[Extracts from a graphics dataset]
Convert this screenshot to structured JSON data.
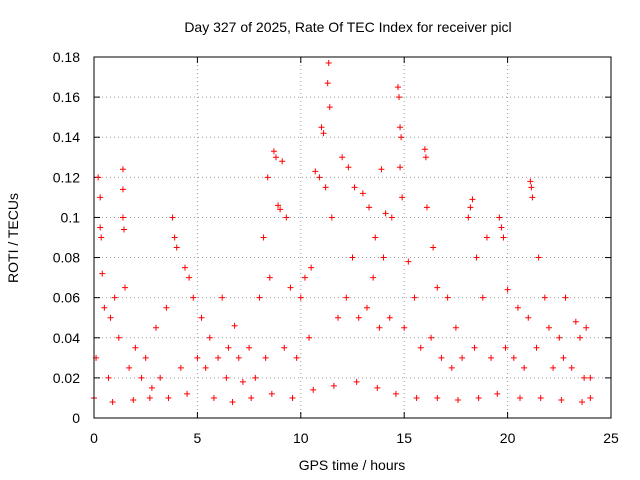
{
  "chart_data": {
    "type": "scatter",
    "title": "Day 327 of 2025, Rate Of TEC Index for receiver picl",
    "xlabel": "GPS time / hours",
    "ylabel": "ROTI / TECUs",
    "xlim": [
      0,
      25
    ],
    "ylim": [
      0,
      0.18
    ],
    "x_ticks": [
      "0",
      "5",
      "10",
      "15",
      "20",
      "25"
    ],
    "y_ticks": [
      "0",
      "0.02",
      "0.04",
      "0.06",
      "0.08",
      "0.1",
      "0.12",
      "0.14",
      "0.16",
      "0.18"
    ],
    "grid": true,
    "marker": "+",
    "color": "#ff0000",
    "series": [
      {
        "values": [
          [
            0.2,
            0.12
          ],
          [
            0.3,
            0.11
          ],
          [
            0.3,
            0.095
          ],
          [
            0.35,
            0.09
          ],
          [
            0.4,
            0.072
          ],
          [
            1.4,
            0.124
          ],
          [
            1.4,
            0.114
          ],
          [
            1.4,
            0.1
          ],
          [
            1.45,
            0.094
          ],
          [
            1.5,
            0.065
          ],
          [
            3.8,
            0.1
          ],
          [
            3.9,
            0.09
          ],
          [
            4.0,
            0.085
          ],
          [
            4.4,
            0.075
          ],
          [
            4.6,
            0.07
          ],
          [
            6.2,
            0.06
          ],
          [
            6.8,
            0.046
          ],
          [
            8.2,
            0.09
          ],
          [
            8.4,
            0.12
          ],
          [
            8.7,
            0.133
          ],
          [
            8.8,
            0.13
          ],
          [
            8.9,
            0.106
          ],
          [
            9.0,
            0.104
          ],
          [
            9.1,
            0.128
          ],
          [
            9.3,
            0.1
          ],
          [
            10.5,
            0.075
          ],
          [
            10.7,
            0.123
          ],
          [
            10.9,
            0.12
          ],
          [
            11.0,
            0.145
          ],
          [
            11.1,
            0.142
          ],
          [
            11.2,
            0.115
          ],
          [
            11.3,
            0.167
          ],
          [
            11.35,
            0.177
          ],
          [
            11.4,
            0.155
          ],
          [
            11.5,
            0.1
          ],
          [
            12.0,
            0.13
          ],
          [
            12.3,
            0.125
          ],
          [
            12.6,
            0.115
          ],
          [
            13.0,
            0.112
          ],
          [
            13.3,
            0.105
          ],
          [
            13.6,
            0.09
          ],
          [
            13.9,
            0.124
          ],
          [
            14.1,
            0.102
          ],
          [
            14.4,
            0.1
          ],
          [
            14.7,
            0.165
          ],
          [
            14.75,
            0.16
          ],
          [
            14.8,
            0.145
          ],
          [
            14.85,
            0.14
          ],
          [
            14.8,
            0.125
          ],
          [
            14.9,
            0.11
          ],
          [
            15.2,
            0.078
          ],
          [
            16.0,
            0.134
          ],
          [
            16.05,
            0.13
          ],
          [
            16.1,
            0.105
          ],
          [
            16.4,
            0.085
          ],
          [
            16.6,
            0.065
          ],
          [
            17.1,
            0.06
          ],
          [
            18.1,
            0.1
          ],
          [
            18.2,
            0.105
          ],
          [
            18.3,
            0.109
          ],
          [
            18.5,
            0.08
          ],
          [
            19.0,
            0.09
          ],
          [
            19.6,
            0.1
          ],
          [
            19.7,
            0.095
          ],
          [
            19.8,
            0.09
          ],
          [
            20.0,
            0.064
          ],
          [
            21.1,
            0.118
          ],
          [
            21.15,
            0.115
          ],
          [
            21.2,
            0.11
          ],
          [
            21.5,
            0.08
          ],
          [
            21.8,
            0.06
          ],
          [
            22.8,
            0.06
          ],
          [
            23.3,
            0.048
          ],
          [
            23.8,
            0.045
          ],
          [
            24.0,
            0.02
          ],
          [
            0.5,
            0.055
          ],
          [
            0.8,
            0.05
          ],
          [
            1.0,
            0.06
          ],
          [
            1.2,
            0.04
          ],
          [
            2.0,
            0.035
          ],
          [
            2.5,
            0.03
          ],
          [
            3.0,
            0.045
          ],
          [
            3.5,
            0.055
          ],
          [
            4.8,
            0.06
          ],
          [
            5.2,
            0.05
          ],
          [
            5.6,
            0.04
          ],
          [
            6.0,
            0.03
          ],
          [
            6.5,
            0.035
          ],
          [
            7.0,
            0.03
          ],
          [
            7.5,
            0.035
          ],
          [
            8.0,
            0.06
          ],
          [
            8.5,
            0.07
          ],
          [
            9.5,
            0.065
          ],
          [
            10.0,
            0.06
          ],
          [
            10.2,
            0.07
          ],
          [
            12.5,
            0.08
          ],
          [
            13.5,
            0.07
          ],
          [
            14.0,
            0.08
          ],
          [
            15.5,
            0.06
          ],
          [
            17.5,
            0.045
          ],
          [
            18.8,
            0.06
          ],
          [
            20.5,
            0.055
          ],
          [
            21.0,
            0.05
          ],
          [
            22.0,
            0.045
          ],
          [
            22.5,
            0.04
          ],
          [
            23.5,
            0.04
          ],
          [
            0.1,
            0.03
          ],
          [
            0.7,
            0.02
          ],
          [
            1.7,
            0.025
          ],
          [
            2.3,
            0.02
          ],
          [
            2.8,
            0.015
          ],
          [
            3.2,
            0.02
          ],
          [
            4.2,
            0.025
          ],
          [
            5.0,
            0.03
          ],
          [
            5.4,
            0.025
          ],
          [
            6.4,
            0.02
          ],
          [
            7.2,
            0.018
          ],
          [
            7.8,
            0.02
          ],
          [
            8.3,
            0.03
          ],
          [
            9.2,
            0.035
          ],
          [
            9.8,
            0.03
          ],
          [
            10.4,
            0.04
          ],
          [
            11.8,
            0.05
          ],
          [
            12.2,
            0.06
          ],
          [
            12.8,
            0.05
          ],
          [
            13.2,
            0.055
          ],
          [
            13.8,
            0.045
          ],
          [
            14.3,
            0.05
          ],
          [
            15.0,
            0.045
          ],
          [
            15.8,
            0.035
          ],
          [
            16.3,
            0.04
          ],
          [
            16.8,
            0.03
          ],
          [
            17.3,
            0.025
          ],
          [
            17.8,
            0.03
          ],
          [
            18.4,
            0.035
          ],
          [
            19.2,
            0.03
          ],
          [
            19.9,
            0.035
          ],
          [
            20.3,
            0.03
          ],
          [
            20.8,
            0.025
          ],
          [
            21.4,
            0.035
          ],
          [
            22.2,
            0.025
          ],
          [
            22.7,
            0.03
          ],
          [
            23.1,
            0.025
          ],
          [
            23.7,
            0.02
          ],
          [
            0.0,
            0.01
          ],
          [
            0.9,
            0.008
          ],
          [
            1.9,
            0.009
          ],
          [
            2.7,
            0.01
          ],
          [
            3.6,
            0.01
          ],
          [
            4.5,
            0.012
          ],
          [
            5.8,
            0.01
          ],
          [
            6.7,
            0.008
          ],
          [
            7.6,
            0.01
          ],
          [
            8.6,
            0.012
          ],
          [
            9.6,
            0.01
          ],
          [
            10.6,
            0.014
          ],
          [
            11.6,
            0.016
          ],
          [
            12.7,
            0.018
          ],
          [
            13.7,
            0.015
          ],
          [
            14.6,
            0.012
          ],
          [
            15.6,
            0.01
          ],
          [
            16.6,
            0.01
          ],
          [
            17.6,
            0.009
          ],
          [
            18.6,
            0.01
          ],
          [
            19.5,
            0.012
          ],
          [
            20.6,
            0.01
          ],
          [
            21.6,
            0.01
          ],
          [
            22.6,
            0.009
          ],
          [
            23.6,
            0.008
          ],
          [
            24.0,
            0.01
          ]
        ]
      }
    ]
  }
}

### What the task asks
Set the entries down again exactly. Do not include the images.

### Result
Convert this screenshot to structured JSON data.
{
  "chart_data": {
    "type": "scatter",
    "title": "Day 327 of 2025, Rate Of TEC Index for receiver picl",
    "xlabel": "GPS time / hours",
    "ylabel": "ROTI / TECUs",
    "xlim": [
      0,
      25
    ],
    "ylim": [
      0,
      0.18
    ],
    "x_ticks": [
      "0",
      "5",
      "10",
      "15",
      "20",
      "25"
    ],
    "y_ticks": [
      "0",
      "0.02",
      "0.04",
      "0.06",
      "0.08",
      "0.1",
      "0.12",
      "0.14",
      "0.16",
      "0.18"
    ],
    "grid": true,
    "marker": "+",
    "color": "#ff0000",
    "series": [
      {
        "values": [
          [
            0.2,
            0.12
          ],
          [
            0.3,
            0.11
          ],
          [
            0.3,
            0.095
          ],
          [
            0.35,
            0.09
          ],
          [
            0.4,
            0.072
          ],
          [
            1.4,
            0.124
          ],
          [
            1.4,
            0.114
          ],
          [
            1.4,
            0.1
          ],
          [
            1.45,
            0.094
          ],
          [
            1.5,
            0.065
          ],
          [
            3.8,
            0.1
          ],
          [
            3.9,
            0.09
          ],
          [
            4.0,
            0.085
          ],
          [
            4.4,
            0.075
          ],
          [
            4.6,
            0.07
          ],
          [
            6.2,
            0.06
          ],
          [
            6.8,
            0.046
          ],
          [
            8.2,
            0.09
          ],
          [
            8.4,
            0.12
          ],
          [
            8.7,
            0.133
          ],
          [
            8.8,
            0.13
          ],
          [
            8.9,
            0.106
          ],
          [
            9.0,
            0.104
          ],
          [
            9.1,
            0.128
          ],
          [
            9.3,
            0.1
          ],
          [
            10.5,
            0.075
          ],
          [
            10.7,
            0.123
          ],
          [
            10.9,
            0.12
          ],
          [
            11.0,
            0.145
          ],
          [
            11.1,
            0.142
          ],
          [
            11.2,
            0.115
          ],
          [
            11.3,
            0.167
          ],
          [
            11.35,
            0.177
          ],
          [
            11.4,
            0.155
          ],
          [
            11.5,
            0.1
          ],
          [
            12.0,
            0.13
          ],
          [
            12.3,
            0.125
          ],
          [
            12.6,
            0.115
          ],
          [
            13.0,
            0.112
          ],
          [
            13.3,
            0.105
          ],
          [
            13.6,
            0.09
          ],
          [
            13.9,
            0.124
          ],
          [
            14.1,
            0.102
          ],
          [
            14.4,
            0.1
          ],
          [
            14.7,
            0.165
          ],
          [
            14.75,
            0.16
          ],
          [
            14.8,
            0.145
          ],
          [
            14.85,
            0.14
          ],
          [
            14.8,
            0.125
          ],
          [
            14.9,
            0.11
          ],
          [
            15.2,
            0.078
          ],
          [
            16.0,
            0.134
          ],
          [
            16.05,
            0.13
          ],
          [
            16.1,
            0.105
          ],
          [
            16.4,
            0.085
          ],
          [
            16.6,
            0.065
          ],
          [
            17.1,
            0.06
          ],
          [
            18.1,
            0.1
          ],
          [
            18.2,
            0.105
          ],
          [
            18.3,
            0.109
          ],
          [
            18.5,
            0.08
          ],
          [
            19.0,
            0.09
          ],
          [
            19.6,
            0.1
          ],
          [
            19.7,
            0.095
          ],
          [
            19.8,
            0.09
          ],
          [
            20.0,
            0.064
          ],
          [
            21.1,
            0.118
          ],
          [
            21.15,
            0.115
          ],
          [
            21.2,
            0.11
          ],
          [
            21.5,
            0.08
          ],
          [
            21.8,
            0.06
          ],
          [
            22.8,
            0.06
          ],
          [
            23.3,
            0.048
          ],
          [
            23.8,
            0.045
          ],
          [
            24.0,
            0.02
          ],
          [
            0.5,
            0.055
          ],
          [
            0.8,
            0.05
          ],
          [
            1.0,
            0.06
          ],
          [
            1.2,
            0.04
          ],
          [
            2.0,
            0.035
          ],
          [
            2.5,
            0.03
          ],
          [
            3.0,
            0.045
          ],
          [
            3.5,
            0.055
          ],
          [
            4.8,
            0.06
          ],
          [
            5.2,
            0.05
          ],
          [
            5.6,
            0.04
          ],
          [
            6.0,
            0.03
          ],
          [
            6.5,
            0.035
          ],
          [
            7.0,
            0.03
          ],
          [
            7.5,
            0.035
          ],
          [
            8.0,
            0.06
          ],
          [
            8.5,
            0.07
          ],
          [
            9.5,
            0.065
          ],
          [
            10.0,
            0.06
          ],
          [
            10.2,
            0.07
          ],
          [
            12.5,
            0.08
          ],
          [
            13.5,
            0.07
          ],
          [
            14.0,
            0.08
          ],
          [
            15.5,
            0.06
          ],
          [
            17.5,
            0.045
          ],
          [
            18.8,
            0.06
          ],
          [
            20.5,
            0.055
          ],
          [
            21.0,
            0.05
          ],
          [
            22.0,
            0.045
          ],
          [
            22.5,
            0.04
          ],
          [
            23.5,
            0.04
          ],
          [
            0.1,
            0.03
          ],
          [
            0.7,
            0.02
          ],
          [
            1.7,
            0.025
          ],
          [
            2.3,
            0.02
          ],
          [
            2.8,
            0.015
          ],
          [
            3.2,
            0.02
          ],
          [
            4.2,
            0.025
          ],
          [
            5.0,
            0.03
          ],
          [
            5.4,
            0.025
          ],
          [
            6.4,
            0.02
          ],
          [
            7.2,
            0.018
          ],
          [
            7.8,
            0.02
          ],
          [
            8.3,
            0.03
          ],
          [
            9.2,
            0.035
          ],
          [
            9.8,
            0.03
          ],
          [
            10.4,
            0.04
          ],
          [
            11.8,
            0.05
          ],
          [
            12.2,
            0.06
          ],
          [
            12.8,
            0.05
          ],
          [
            13.2,
            0.055
          ],
          [
            13.8,
            0.045
          ],
          [
            14.3,
            0.05
          ],
          [
            15.0,
            0.045
          ],
          [
            15.8,
            0.035
          ],
          [
            16.3,
            0.04
          ],
          [
            16.8,
            0.03
          ],
          [
            17.3,
            0.025
          ],
          [
            17.8,
            0.03
          ],
          [
            18.4,
            0.035
          ],
          [
            19.2,
            0.03
          ],
          [
            19.9,
            0.035
          ],
          [
            20.3,
            0.03
          ],
          [
            20.8,
            0.025
          ],
          [
            21.4,
            0.035
          ],
          [
            22.2,
            0.025
          ],
          [
            22.7,
            0.03
          ],
          [
            23.1,
            0.025
          ],
          [
            23.7,
            0.02
          ],
          [
            0.0,
            0.01
          ],
          [
            0.9,
            0.008
          ],
          [
            1.9,
            0.009
          ],
          [
            2.7,
            0.01
          ],
          [
            3.6,
            0.01
          ],
          [
            4.5,
            0.012
          ],
          [
            5.8,
            0.01
          ],
          [
            6.7,
            0.008
          ],
          [
            7.6,
            0.01
          ],
          [
            8.6,
            0.012
          ],
          [
            9.6,
            0.01
          ],
          [
            10.6,
            0.014
          ],
          [
            11.6,
            0.016
          ],
          [
            12.7,
            0.018
          ],
          [
            13.7,
            0.015
          ],
          [
            14.6,
            0.012
          ],
          [
            15.6,
            0.01
          ],
          [
            16.6,
            0.01
          ],
          [
            17.6,
            0.009
          ],
          [
            18.6,
            0.01
          ],
          [
            19.5,
            0.012
          ],
          [
            20.6,
            0.01
          ],
          [
            21.6,
            0.01
          ],
          [
            22.6,
            0.009
          ],
          [
            23.6,
            0.008
          ],
          [
            24.0,
            0.01
          ]
        ]
      }
    ]
  }
}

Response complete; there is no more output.